Work instructions: Gather every line that includes the word "místo", please.

══ Provided records

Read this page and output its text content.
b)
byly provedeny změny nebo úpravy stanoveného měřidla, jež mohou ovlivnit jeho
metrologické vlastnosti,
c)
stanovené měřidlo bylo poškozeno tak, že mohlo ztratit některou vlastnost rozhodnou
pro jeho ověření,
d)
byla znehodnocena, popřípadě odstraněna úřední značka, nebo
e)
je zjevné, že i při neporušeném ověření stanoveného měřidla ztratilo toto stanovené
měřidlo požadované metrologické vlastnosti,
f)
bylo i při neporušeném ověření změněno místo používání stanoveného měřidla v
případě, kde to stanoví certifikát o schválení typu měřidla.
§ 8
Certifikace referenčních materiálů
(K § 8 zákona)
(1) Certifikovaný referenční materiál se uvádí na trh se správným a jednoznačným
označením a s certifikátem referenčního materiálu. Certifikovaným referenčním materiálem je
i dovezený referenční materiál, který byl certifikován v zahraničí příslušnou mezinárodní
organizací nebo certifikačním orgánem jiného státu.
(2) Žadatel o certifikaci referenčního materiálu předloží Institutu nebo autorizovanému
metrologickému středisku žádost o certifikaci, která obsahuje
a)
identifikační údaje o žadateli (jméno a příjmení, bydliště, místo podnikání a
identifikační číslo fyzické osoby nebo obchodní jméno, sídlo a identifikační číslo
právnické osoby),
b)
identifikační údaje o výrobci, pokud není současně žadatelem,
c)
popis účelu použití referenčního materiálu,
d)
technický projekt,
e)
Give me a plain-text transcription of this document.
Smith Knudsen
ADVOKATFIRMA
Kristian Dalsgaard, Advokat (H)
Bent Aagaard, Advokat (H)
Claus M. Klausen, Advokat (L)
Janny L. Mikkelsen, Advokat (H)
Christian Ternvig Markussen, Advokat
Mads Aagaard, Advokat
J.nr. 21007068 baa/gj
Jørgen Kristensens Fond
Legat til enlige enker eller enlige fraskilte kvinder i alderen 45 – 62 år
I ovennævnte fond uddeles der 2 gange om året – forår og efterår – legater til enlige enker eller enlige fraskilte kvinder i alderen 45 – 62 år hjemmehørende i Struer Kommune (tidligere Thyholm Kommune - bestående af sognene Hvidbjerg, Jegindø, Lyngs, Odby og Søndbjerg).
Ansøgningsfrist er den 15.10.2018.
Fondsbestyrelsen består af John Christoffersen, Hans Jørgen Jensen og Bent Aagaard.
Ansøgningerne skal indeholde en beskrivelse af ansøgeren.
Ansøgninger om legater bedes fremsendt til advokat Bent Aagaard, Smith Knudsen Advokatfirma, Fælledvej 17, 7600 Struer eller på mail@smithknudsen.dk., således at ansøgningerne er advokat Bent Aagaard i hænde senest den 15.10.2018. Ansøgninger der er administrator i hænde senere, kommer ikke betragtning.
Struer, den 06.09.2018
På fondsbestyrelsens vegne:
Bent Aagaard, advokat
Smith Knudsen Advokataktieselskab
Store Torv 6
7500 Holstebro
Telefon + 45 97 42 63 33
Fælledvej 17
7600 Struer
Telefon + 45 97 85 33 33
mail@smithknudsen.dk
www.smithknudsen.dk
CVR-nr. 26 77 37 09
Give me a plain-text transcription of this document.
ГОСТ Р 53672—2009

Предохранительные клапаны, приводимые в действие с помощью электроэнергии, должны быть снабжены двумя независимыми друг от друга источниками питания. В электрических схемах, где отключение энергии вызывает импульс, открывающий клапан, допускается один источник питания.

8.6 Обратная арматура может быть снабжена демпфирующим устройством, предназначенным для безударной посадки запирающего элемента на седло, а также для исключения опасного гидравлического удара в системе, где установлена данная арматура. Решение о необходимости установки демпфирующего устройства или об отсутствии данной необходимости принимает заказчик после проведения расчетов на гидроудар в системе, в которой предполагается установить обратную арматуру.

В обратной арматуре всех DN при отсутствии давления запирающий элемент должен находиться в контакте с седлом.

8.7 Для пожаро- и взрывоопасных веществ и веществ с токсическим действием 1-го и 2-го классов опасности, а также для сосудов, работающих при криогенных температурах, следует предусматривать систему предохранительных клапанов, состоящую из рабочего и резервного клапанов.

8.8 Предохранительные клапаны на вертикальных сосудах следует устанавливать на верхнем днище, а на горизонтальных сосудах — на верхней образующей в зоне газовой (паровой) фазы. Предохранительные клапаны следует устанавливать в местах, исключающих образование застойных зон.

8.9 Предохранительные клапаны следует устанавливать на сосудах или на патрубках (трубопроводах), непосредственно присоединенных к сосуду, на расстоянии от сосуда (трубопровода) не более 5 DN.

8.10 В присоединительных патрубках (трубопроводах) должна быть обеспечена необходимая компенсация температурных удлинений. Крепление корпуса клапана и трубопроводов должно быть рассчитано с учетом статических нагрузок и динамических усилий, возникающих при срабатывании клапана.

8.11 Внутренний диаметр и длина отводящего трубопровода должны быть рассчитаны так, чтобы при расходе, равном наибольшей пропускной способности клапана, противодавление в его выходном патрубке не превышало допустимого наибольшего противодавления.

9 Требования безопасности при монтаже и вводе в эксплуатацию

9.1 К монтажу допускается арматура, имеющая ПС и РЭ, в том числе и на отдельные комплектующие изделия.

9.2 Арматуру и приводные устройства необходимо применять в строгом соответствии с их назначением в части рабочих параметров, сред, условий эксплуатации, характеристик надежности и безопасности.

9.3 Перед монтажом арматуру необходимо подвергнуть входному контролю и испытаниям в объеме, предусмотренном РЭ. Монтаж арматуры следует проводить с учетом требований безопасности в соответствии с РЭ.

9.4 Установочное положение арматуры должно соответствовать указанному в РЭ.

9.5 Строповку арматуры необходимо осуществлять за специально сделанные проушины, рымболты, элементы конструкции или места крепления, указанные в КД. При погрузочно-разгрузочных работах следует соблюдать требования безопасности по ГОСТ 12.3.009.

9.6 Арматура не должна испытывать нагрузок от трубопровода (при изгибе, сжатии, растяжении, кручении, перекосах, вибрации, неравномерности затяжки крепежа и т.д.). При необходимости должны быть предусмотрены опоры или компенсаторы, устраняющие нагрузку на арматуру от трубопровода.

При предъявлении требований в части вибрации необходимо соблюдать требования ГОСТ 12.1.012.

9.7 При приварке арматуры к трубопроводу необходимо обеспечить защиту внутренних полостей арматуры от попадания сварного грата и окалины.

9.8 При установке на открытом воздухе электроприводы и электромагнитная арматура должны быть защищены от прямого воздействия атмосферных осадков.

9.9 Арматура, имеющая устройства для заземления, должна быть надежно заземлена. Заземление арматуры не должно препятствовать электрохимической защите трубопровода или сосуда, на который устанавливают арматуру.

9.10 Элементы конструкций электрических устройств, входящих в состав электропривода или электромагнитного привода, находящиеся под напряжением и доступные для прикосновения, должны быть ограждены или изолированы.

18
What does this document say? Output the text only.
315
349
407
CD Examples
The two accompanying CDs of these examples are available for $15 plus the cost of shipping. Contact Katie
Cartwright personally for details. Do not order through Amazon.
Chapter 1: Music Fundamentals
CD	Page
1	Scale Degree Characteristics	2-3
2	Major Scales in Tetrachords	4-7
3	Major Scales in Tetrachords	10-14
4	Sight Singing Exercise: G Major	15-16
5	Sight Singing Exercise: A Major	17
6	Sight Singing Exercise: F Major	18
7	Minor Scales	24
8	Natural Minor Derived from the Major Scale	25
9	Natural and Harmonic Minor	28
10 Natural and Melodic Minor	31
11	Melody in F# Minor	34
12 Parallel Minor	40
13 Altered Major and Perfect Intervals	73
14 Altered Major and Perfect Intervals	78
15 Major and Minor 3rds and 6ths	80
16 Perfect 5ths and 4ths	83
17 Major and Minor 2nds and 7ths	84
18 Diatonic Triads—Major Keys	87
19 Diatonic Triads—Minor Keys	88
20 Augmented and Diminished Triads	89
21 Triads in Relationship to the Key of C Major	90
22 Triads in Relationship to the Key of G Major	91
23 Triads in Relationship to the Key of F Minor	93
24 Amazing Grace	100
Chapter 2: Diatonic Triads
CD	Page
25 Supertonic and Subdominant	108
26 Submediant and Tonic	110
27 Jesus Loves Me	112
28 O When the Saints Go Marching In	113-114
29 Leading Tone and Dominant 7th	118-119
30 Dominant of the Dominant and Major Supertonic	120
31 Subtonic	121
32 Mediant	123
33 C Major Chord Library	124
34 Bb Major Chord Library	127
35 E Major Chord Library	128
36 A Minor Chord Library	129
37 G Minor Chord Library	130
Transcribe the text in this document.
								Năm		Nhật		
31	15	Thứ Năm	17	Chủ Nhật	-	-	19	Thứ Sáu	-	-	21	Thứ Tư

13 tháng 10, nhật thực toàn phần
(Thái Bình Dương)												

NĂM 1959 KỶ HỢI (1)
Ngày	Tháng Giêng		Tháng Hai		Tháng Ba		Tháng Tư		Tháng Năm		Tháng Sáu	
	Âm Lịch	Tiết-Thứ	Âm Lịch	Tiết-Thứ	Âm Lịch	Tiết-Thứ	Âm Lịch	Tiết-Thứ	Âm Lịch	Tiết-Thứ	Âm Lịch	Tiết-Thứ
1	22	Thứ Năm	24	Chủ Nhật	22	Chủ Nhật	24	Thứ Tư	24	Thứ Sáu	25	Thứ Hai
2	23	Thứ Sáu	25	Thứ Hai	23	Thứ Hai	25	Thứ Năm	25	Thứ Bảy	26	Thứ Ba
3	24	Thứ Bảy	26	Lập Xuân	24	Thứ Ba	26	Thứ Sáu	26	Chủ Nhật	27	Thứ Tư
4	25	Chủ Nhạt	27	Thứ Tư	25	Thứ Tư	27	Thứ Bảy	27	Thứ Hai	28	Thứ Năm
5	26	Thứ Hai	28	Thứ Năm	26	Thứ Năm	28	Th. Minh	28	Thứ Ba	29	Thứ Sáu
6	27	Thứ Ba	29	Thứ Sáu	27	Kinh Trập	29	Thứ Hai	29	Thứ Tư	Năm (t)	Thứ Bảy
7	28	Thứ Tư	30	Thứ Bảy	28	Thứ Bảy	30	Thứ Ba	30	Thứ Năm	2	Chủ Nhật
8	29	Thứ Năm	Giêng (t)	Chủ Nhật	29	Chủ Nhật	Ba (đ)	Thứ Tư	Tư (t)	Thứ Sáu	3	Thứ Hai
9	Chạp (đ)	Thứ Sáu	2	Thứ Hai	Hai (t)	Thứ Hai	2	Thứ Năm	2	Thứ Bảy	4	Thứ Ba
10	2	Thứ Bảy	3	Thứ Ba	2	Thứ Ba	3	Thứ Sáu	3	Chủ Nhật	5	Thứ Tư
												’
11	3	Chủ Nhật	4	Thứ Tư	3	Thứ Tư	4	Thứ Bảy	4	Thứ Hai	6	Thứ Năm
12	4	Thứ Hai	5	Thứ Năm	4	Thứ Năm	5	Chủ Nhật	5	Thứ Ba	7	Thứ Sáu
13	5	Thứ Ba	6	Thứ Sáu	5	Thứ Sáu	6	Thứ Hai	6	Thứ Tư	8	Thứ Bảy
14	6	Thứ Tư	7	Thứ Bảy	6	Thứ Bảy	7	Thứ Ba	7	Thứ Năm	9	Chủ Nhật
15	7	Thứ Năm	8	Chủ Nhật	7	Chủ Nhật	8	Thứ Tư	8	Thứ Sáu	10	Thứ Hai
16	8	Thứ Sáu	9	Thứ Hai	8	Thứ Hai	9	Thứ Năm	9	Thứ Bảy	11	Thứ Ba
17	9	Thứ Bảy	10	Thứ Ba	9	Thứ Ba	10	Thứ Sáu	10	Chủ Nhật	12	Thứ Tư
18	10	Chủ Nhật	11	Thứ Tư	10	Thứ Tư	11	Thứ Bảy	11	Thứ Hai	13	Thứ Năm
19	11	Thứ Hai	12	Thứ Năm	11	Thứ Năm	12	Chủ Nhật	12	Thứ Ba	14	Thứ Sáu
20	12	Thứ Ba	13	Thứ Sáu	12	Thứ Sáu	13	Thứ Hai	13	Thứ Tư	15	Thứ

════

Result of the exercise:
bylo i při neporušeném ověření změněno místo používání stanoveného měřidla v
identifikační údaje o žadateli (jméno a příjmení, bydliště, místo podnikání a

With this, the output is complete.